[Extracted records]
--------

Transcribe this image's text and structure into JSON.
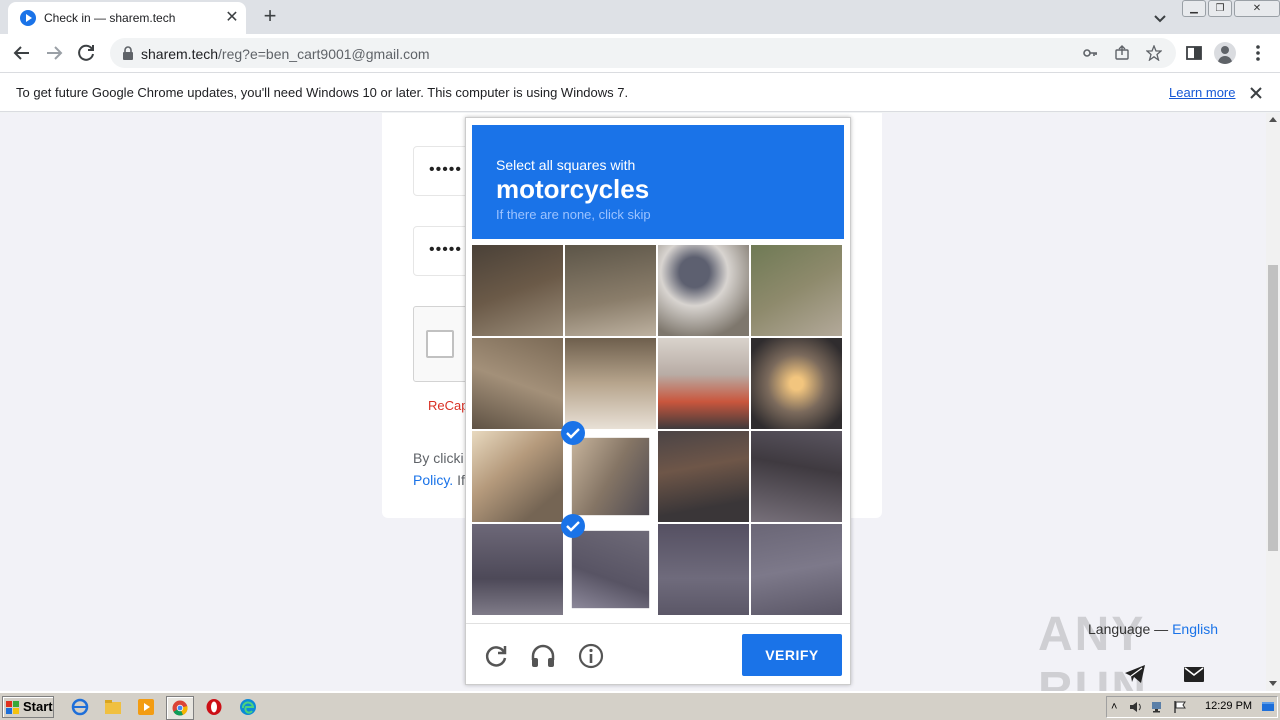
{
  "browser": {
    "tab_title": "Check in — sharem.tech",
    "url_host": "sharem.tech",
    "url_path": "/reg?e=ben_cart9001@gmail.com"
  },
  "infobar": {
    "message": "To get future Google Chrome updates, you'll need Windows 10 or later. This computer is using Windows 7.",
    "learn_more": "Learn more"
  },
  "form": {
    "password_mask": "•••••",
    "confirm_mask": "•••••",
    "recaptcha_label": "ReCap",
    "terms_line1": "By clicki",
    "terms_policy": "Policy.",
    "terms_line2_rest": " If"
  },
  "captcha": {
    "instruction": "Select all squares with",
    "target": "motorcycles",
    "hint": "If there are none, click skip",
    "verify": "VERIFY",
    "selected_tiles": [
      9,
      13
    ]
  },
  "footer": {
    "language_label": "Language — ",
    "language_value": "English",
    "watermark": "ANY RUN"
  },
  "taskbar": {
    "start": "Start",
    "clock": "12:29 PM"
  },
  "colors": {
    "captcha_blue": "#1a73e8",
    "recaptcha_red": "#d93025"
  }
}
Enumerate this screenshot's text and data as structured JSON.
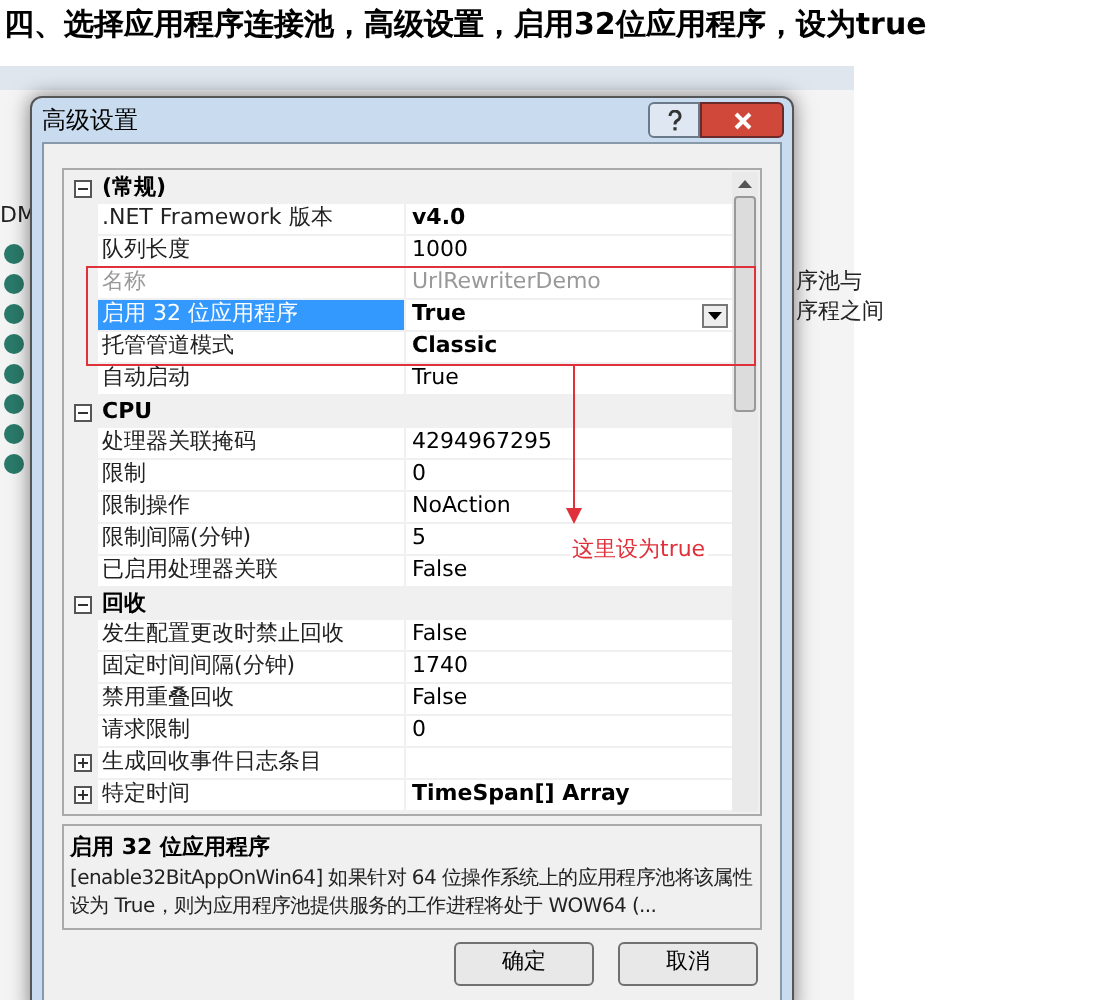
{
  "heading": "四、选择应用程序连接池，高级设置，启用32位应用程序，设为true",
  "background": {
    "left_texts": [
      "DM"
    ],
    "right_texts": [
      "序池与",
      "序程之间"
    ]
  },
  "dialog": {
    "title": "高级设置",
    "grid": [
      {
        "kind": "section",
        "name": "(常规)",
        "expanded": true,
        "rows": [
          {
            "name": ".NET Framework 版本",
            "value": "v4.0",
            "bold": true,
            "disabled": false,
            "selected": false
          },
          {
            "name": "队列长度",
            "value": "1000",
            "bold": false,
            "disabled": false,
            "selected": false
          },
          {
            "name": "名称",
            "value": "UrlRewriterDemo",
            "bold": false,
            "disabled": true,
            "selected": false
          },
          {
            "name": "启用 32 位应用程序",
            "value": "True",
            "bold": true,
            "disabled": false,
            "selected": true
          },
          {
            "name": "托管管道模式",
            "value": "Classic",
            "bold": true,
            "disabled": false,
            "selected": false
          },
          {
            "name": "自动启动",
            "value": "True",
            "bold": false,
            "disabled": false,
            "selected": false
          }
        ]
      },
      {
        "kind": "section",
        "name": "CPU",
        "expanded": true,
        "rows": [
          {
            "name": "处理器关联掩码",
            "value": "4294967295",
            "bold": false,
            "disabled": false,
            "selected": false
          },
          {
            "name": "限制",
            "value": "0",
            "bold": false,
            "disabled": false,
            "selected": false
          },
          {
            "name": "限制操作",
            "value": "NoAction",
            "bold": false,
            "disabled": false,
            "selected": false
          },
          {
            "name": "限制间隔(分钟)",
            "value": "5",
            "bold": false,
            "disabled": false,
            "selected": false
          },
          {
            "name": "已启用处理器关联",
            "value": "False",
            "bold": false,
            "disabled": false,
            "selected": false
          }
        ]
      },
      {
        "kind": "section",
        "name": "回收",
        "expanded": true,
        "rows": [
          {
            "name": "发生配置更改时禁止回收",
            "value": "False",
            "bold": false,
            "disabled": false,
            "selected": false
          },
          {
            "name": "固定时间间隔(分钟)",
            "value": "1740",
            "bold": false,
            "disabled": false,
            "selected": false
          },
          {
            "name": "禁用重叠回收",
            "value": "False",
            "bold": false,
            "disabled": false,
            "selected": false
          },
          {
            "name": "请求限制",
            "value": "0",
            "bold": false,
            "disabled": false,
            "selected": false
          },
          {
            "name": "生成回收事件日志条目",
            "expanded": false,
            "disabled": false,
            "selected": false
          },
          {
            "name": "特定时间",
            "value": "TimeSpan[] Array",
            "expanded": false,
            "bold": true,
            "disabled": false,
            "selected": false
          }
        ]
      }
    ],
    "description": {
      "title": "启用 32 位应用程序",
      "text": "[enable32BitAppOnWin64] 如果针对 64 位操作系统上的应用程序池将该属性设为 True，则为应用程序池提供服务的工作进程将处于 WOW64 (..."
    },
    "buttons": [
      "确定",
      "取消"
    ]
  },
  "annotation": {
    "note": "这里设为true"
  }
}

--------

Task statement: None of the pictures should appear; repeat the records exactly otherwise.

Right answer:
Transcribe this image's text and structure into JSON.
{
  "browser": {
    "tab_title": "Check in — sharem.tech",
    "url_host": "sharem.tech",
    "url_path": "/reg?e=ben_cart9001@gmail.com"
  },
  "infobar": {
    "message": "To get future Google Chrome updates, you'll need Windows 10 or later. This computer is using Windows 7.",
    "learn_more": "Learn more"
  },
  "form": {
    "password_mask": "•••••",
    "confirm_mask": "•••••",
    "recaptcha_label": "ReCap",
    "terms_line1": "By clicki",
    "terms_policy": "Policy.",
    "terms_line2_rest": " If"
  },
  "captcha": {
    "instruction": "Select all squares with",
    "target": "motorcycles",
    "hint": "If there are none, click skip",
    "verify": "VERIFY",
    "selected_tiles": [
      9,
      13
    ]
  },
  "footer": {
    "language_label": "Language — ",
    "language_value": "English",
    "watermark": "ANY RUN"
  },
  "taskbar": {
    "start": "Start",
    "clock": "12:29 PM"
  },
  "colors": {
    "captcha_blue": "#1a73e8",
    "recaptcha_red": "#d93025"
  }
}
Enumerate this screenshot's text and data as structured JSON.
{
  "heading": "四、选择应用程序连接池，高级设置，启用32位应用程序，设为true",
  "background": {
    "left_texts": [
      "DM"
    ],
    "right_texts": [
      "序池与",
      "序程之间"
    ]
  },
  "dialog": {
    "title": "高级设置",
    "grid": [
      {
        "kind": "section",
        "name": "(常规)",
        "expanded": true,
        "rows": [
          {
            "name": ".NET Framework 版本",
            "value": "v4.0",
            "bold": true,
            "disabled": false,
            "selected": false
          },
          {
            "name": "队列长度",
            "value": "1000",
            "bold": false,
            "disabled": false,
            "selected": false
          },
          {
            "name": "名称",
            "value": "UrlRewriterDemo",
            "bold": false,
            "disabled": true,
            "selected": false
          },
          {
            "name": "启用 32 位应用程序",
            "value": "True",
            "bold": true,
            "disabled": false,
            "selected": true
          },
          {
            "name": "托管管道模式",
            "value": "Classic",
            "bold": true,
            "disabled": false,
            "selected": false
          },
          {
            "name": "自动启动",
            "value": "True",
            "bold": false,
            "disabled": false,
            "selected": false
          }
        ]
      },
      {
        "kind": "section",
        "name": "CPU",
        "expanded": true,
        "rows": [
          {
            "name": "处理器关联掩码",
            "value": "4294967295",
            "bold": false,
            "disabled": false,
            "selected": false
          },
          {
            "name": "限制",
            "value": "0",
            "bold": false,
            "disabled": false,
            "selected": false
          },
          {
            "name": "限制操作",
            "value": "NoAction",
            "bold": false,
            "disabled": false,
            "selected": false
          },
          {
            "name": "限制间隔(分钟)",
            "value": "5",
            "bold": false,
            "disabled": false,
            "selected": false
          },
          {
            "name": "已启用处理器关联",
            "value": "False",
            "bold": false,
            "disabled": false,
            "selected": false
          }
        ]
      },
      {
        "kind": "section",
        "name": "回收",
        "expanded": true,
        "rows": [
          {
            "name": "发生配置更改时禁止回收",
            "value": "False",
            "bold": false,
            "disabled": false,
            "selected": false
          },
          {
            "name": "固定时间间隔(分钟)",
            "value": "1740",
            "bold": false,
            "disabled": false,
            "selected": false
          },
          {
            "name": "禁用重叠回收",
            "value": "False",
            "bold": false,
            "disabled": false,
            "selected": false
          },
          {
            "name": "请求限制",
            "value": "0",
            "bold": false,
            "disabled": false,
            "selected": false
          },
          {
            "name": "生成回收事件日志条目",
            "expanded": false,
            "disabled": false,
            "selected": false
          },
          {
            "name": "特定时间",
            "value": "TimeSpan[] Array",
            "expanded": false,
            "bold": true,
            "disabled": false,
            "selected": false
          }
        ]
      }
    ],
    "description": {
      "title": "启用 32 位应用程序",
      "text": "[enable32BitAppOnWin64] 如果针对 64 位操作系统上的应用程序池将该属性设为 True，则为应用程序池提供服务的工作进程将处于 WOW64 (..."
    },
    "buttons": [
      "确定",
      "取消"
    ]
  },
  "annotation": {
    "note": "这里设为true"
  }
}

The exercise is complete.